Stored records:
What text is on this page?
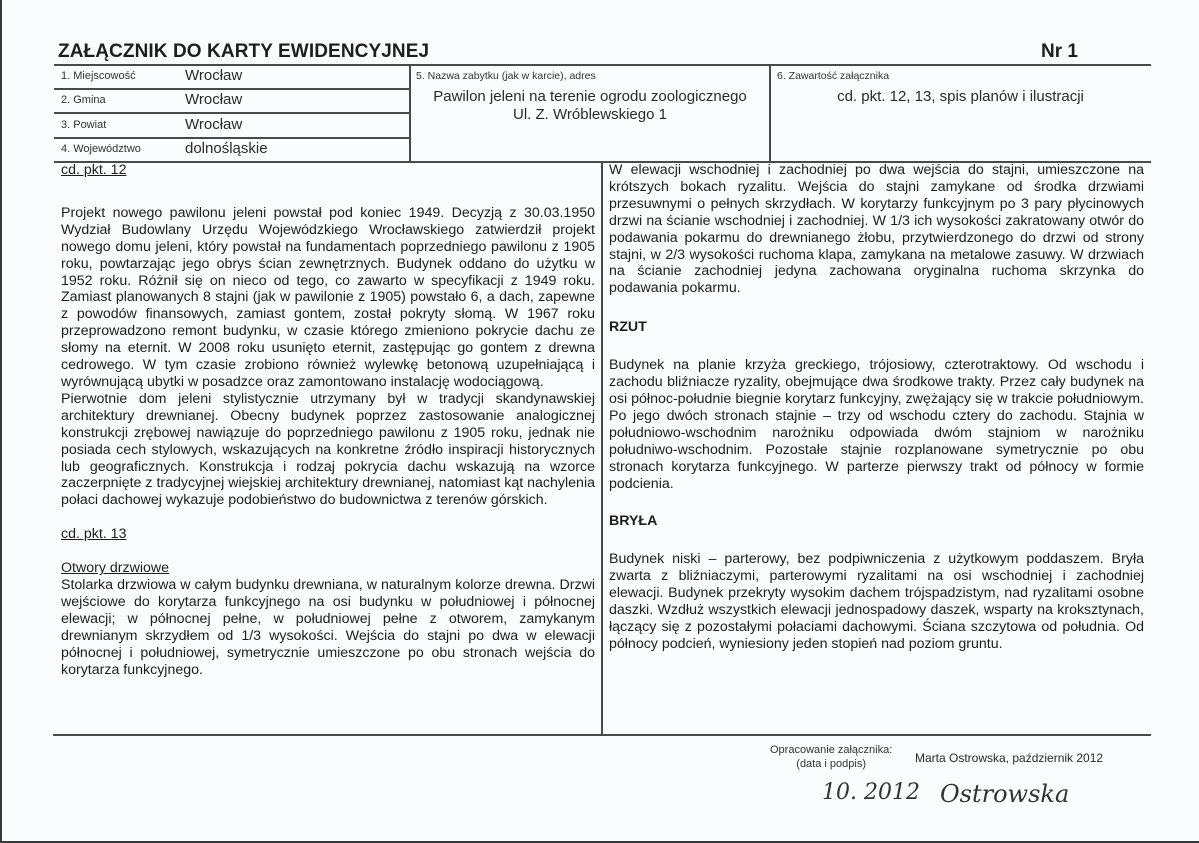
ZAŁĄCZNIK DO KARTY EWIDENCYJNEJ	Nr 1
1. Miejscowość	Wrocław
2. Gmina	Wrocław
3. Powiat	Wrocław
4. Województwo	dolnośląskie
5. Nazwa zabytku (jak w karcie), adres
Pawilon jeleni na terenie ogrodu zoologicznego
Ul. Z. Wróblewskiego 1
6. Zawartość załącznika
cd. pkt. 12, 13, spis planów i ilustracji

cd. pkt. 12

Projekt nowego pawilonu jeleni powstał pod koniec 1949. Decyzją z 30.03.1950 Wydział Budowlany Urzędu Wojewódzkiego Wrocławskiego zatwierdził projekt nowego domu jeleni, który powstał na fundamentach poprzedniego pawilonu z 1905 roku, powtarzając jego obrys ścian zewnętrznych. Budynek oddano do użytku w 1952 roku. Różnił się on nieco od tego, co zawarto w specyfikacji z 1949 roku. Zamiast planowanych 8 stajni (jak w pawilonie z 1905) powstało 6, a dach, zapewne z powodów finansowych, zamiast gontem, został pokryty słomą. W 1967 roku przeprowadzono remont budynku, w czasie którego zmieniono pokrycie dachu ze słomy na eternit. W 2008 roku usunięto eternit, zastępując go gontem z drewna cedrowego. W tym czasie zrobiono również wylewkę betonową uzupełniającą i wyrównującą ubytki w posadzce oraz zamontowano instalację wodociągową.

Pierwotnie dom jeleni stylistycznie utrzymany był w tradycji skandynawskiej architektury drewnianej. Obecny budynek poprzez zastosowanie analogicznej konstrukcji zrębowej nawiązuje do poprzedniego pawilonu z 1905 roku, jednak nie posiada cech stylowych, wskazujących na konkretne źródło inspiracji historycznych lub geograficznych. Konstrukcja i rodzaj pokrycia dachu wskazują na wzorce zaczerpnięte z tradycyjnej wiejskiej architektury drewnianej, natomiast kąt nachylenia połaci dachowej wykazuje podobieństwo do budownictwa z terenów górskich.

cd. pkt. 13

Otwory drzwiowe

Stolarka drzwiowa w całym budynku drewniana, w naturalnym kolorze drewna. Drzwi wejściowe do korytarza funkcyjnego na osi budynku w południowej i północnej elewacji; w północnej pełne, w południowej pełne z otworem, zamykanym drewnianym skrzydłem od 1/3 wysokości. Wejścia do stajni po dwa w elewacji północnej i południowej, symetrycznie umieszczone po obu stronach wejścia do korytarza funkcyjnego.

W elewacji wschodniej i zachodniej po dwa wejścia do stajni, umieszczone na krótszych bokach ryzalitu. Wejścia do stajni zamykane od środka drzwiami przesuwnymi o pełnych skrzydłach. W korytarzy funkcyjnym po 3 pary płycinowych drzwi na ścianie wschodniej i zachodniej. W 1/3 ich wysokości zakratowany otwór do podawania pokarmu do drewnianego żłobu, przytwierdzonego do drzwi od strony stajni, w 2/3 wysokości ruchoma klapa, zamykana na metalowe zasuwy. W drzwiach na ścianie zachodniej jedyna zachowana oryginalna ruchoma skrzynka do podawania pokarmu.

RZUT

Budynek na planie krzyża greckiego, trójosiowy, czterotraktowy. Od wschodu i zachodu bliźniacze ryzality, obejmujące dwa środkowe trakty. Przez cały budynek na osi północ-południe biegnie korytarz funkcyjny, zwężający się w trakcie południowym. Po jego dwóch stronach stajnie – trzy od wschodu cztery do zachodu. Stajnia w południowo-wschodnim narożniku odpowiada dwóm stajniom w narożniku południwo-wschodnim. Pozostałe stajnie rozplanowane symetrycznie po obu stronach korytarza funkcyjnego. W parterze pierwszy trakt od północy w formie podcienia.

BRYŁA

Budynek niski – parterowy, bez podpiwniczenia z użytkowym poddaszem. Bryła zwarta z bliźniaczymi, parterowymi ryzalitami na osi wschodniej i zachodniej elewacji. Budynek przekryty wysokim dachem trójspadzistym, nad ryzalitami osobne daszki. Wzdłuż wszystkich elewacji jednospadowy daszek, wsparty na kroksztynach, łączący się z pozostałymi połaciami dachowymi. Ściana szczytowa od południa. Od północy podcień, wyniesiony jeden stopień nad poziom gruntu.

Opracowanie załącznika:
(data i podpis)	Marta Ostrowska, październik 2012
10. 2012 Ostrowska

**DIRECTIONS**
Repeat every record above exactly, but leave out any pictures.

**SOLUTION BELOW**
What text is on this page?
ZAŁĄCZNIK DO KARTY EWIDENCYJNEJ	Nr 1
1. Miejscowość	Wrocław
2. Gmina	Wrocław
3. Powiat	Wrocław
4. Województwo	dolnośląskie
5. Nazwa zabytku (jak w karcie), adres
Pawilon jeleni na terenie ogrodu zoologicznego
Ul. Z. Wróblewskiego 1
6. Zawartość załącznika
cd. pkt. 12, 13, spis planów i ilustracji

cd. pkt. 12

Projekt nowego pawilonu jeleni powstał pod koniec 1949. Decyzją z 30.03.1950 Wydział Budowlany Urzędu Wojewódzkiego Wrocławskiego zatwierdził projekt nowego domu jeleni, który powstał na fundamentach poprzedniego pawilonu z 1905 roku, powtarzając jego obrys ścian zewnętrznych. Budynek oddano do użytku w 1952 roku. Różnił się on nieco od tego, co zawarto w specyfikacji z 1949 roku. Zamiast planowanych 8 stajni (jak w pawilonie z 1905) powstało 6, a dach, zapewne z powodów finansowych, zamiast gontem, został pokryty słomą. W 1967 roku przeprowadzono remont budynku, w czasie którego zmieniono pokrycie dachu ze słomy na eternit. W 2008 roku usunięto eternit, zastępując go gontem z drewna cedrowego. W tym czasie zrobiono również wylewkę betonową uzupełniającą i wyrównującą ubytki w posadzce oraz zamontowano instalację wodociągową.

Pierwotnie dom jeleni stylistycznie utrzymany był w tradycji skandynawskiej architektury drewnianej. Obecny budynek poprzez zastosowanie analogicznej konstrukcji zrębowej nawiązuje do poprzedniego pawilonu z 1905 roku, jednak nie posiada cech stylowych, wskazujących na konkretne źródło inspiracji historycznych lub geograficznych. Konstrukcja i rodzaj pokrycia dachu wskazują na wzorce zaczerpnięte z tradycyjnej wiejskiej architektury drewnianej, natomiast kąt nachylenia połaci dachowej wykazuje podobieństwo do budownictwa z terenów górskich.

cd. pkt. 13

Otwory drzwiowe

Stolarka drzwiowa w całym budynku drewniana, w naturalnym kolorze drewna. Drzwi wejściowe do korytarza funkcyjnego na osi budynku w południowej i północnej elewacji; w północnej pełne, w południowej pełne z otworem, zamykanym drewnianym skrzydłem od 1/3 wysokości. Wejścia do stajni po dwa w elewacji północnej i południowej, symetrycznie umieszczone po obu stronach wejścia do korytarza funkcyjnego.

W elewacji wschodniej i zachodniej po dwa wejścia do stajni, umieszczone na krótszych bokach ryzalitu. Wejścia do stajni zamykane od środka drzwiami przesuwnymi o pełnych skrzydłach. W korytarzy funkcyjnym po 3 pary płycinowych drzwi na ścianie wschodniej i zachodniej. W 1/3 ich wysokości zakratowany otwór do podawania pokarmu do drewnianego żłobu, przytwierdzonego do drzwi od strony stajni, w 2/3 wysokości ruchoma klapa, zamykana na metalowe zasuwy. W drzwiach na ścianie zachodniej jedyna zachowana oryginalna ruchoma skrzynka do podawania pokarmu.

RZUT

Budynek na planie krzyża greckiego, trójosiowy, czterotraktowy. Od wschodu i zachodu bliźniacze ryzality, obejmujące dwa środkowe trakty. Przez cały budynek na osi północ-południe biegnie korytarz funkcyjny, zwężający się w trakcie południowym. Po jego dwóch stronach stajnie – trzy od wschodu cztery do zachodu. Stajnia w południowo-wschodnim narożniku odpowiada dwóm stajniom w narożniku południwo-wschodnim. Pozostałe stajnie rozplanowane symetrycznie po obu stronach korytarza funkcyjnego. W parterze pierwszy trakt od północy w formie podcienia.

BRYŁA

Budynek niski – parterowy, bez podpiwniczenia z użytkowym poddaszem. Bryła zwarta z bliźniaczymi, parterowymi ryzalitami na osi wschodniej i zachodniej elewacji. Budynek przekryty wysokim dachem trójspadzistym, nad ryzalitami osobne daszki. Wzdłuż wszystkich elewacji jednospadowy daszek, wsparty na kroksztynach, łączący się z pozostałymi połaciami dachowymi. Ściana szczytowa od południa. Od północy podcień, wyniesiony jeden stopień nad poziom gruntu.

Opracowanie załącznika:
(data i podpis)	Marta Ostrowska, październik 2012
10. 2012 Ostrowska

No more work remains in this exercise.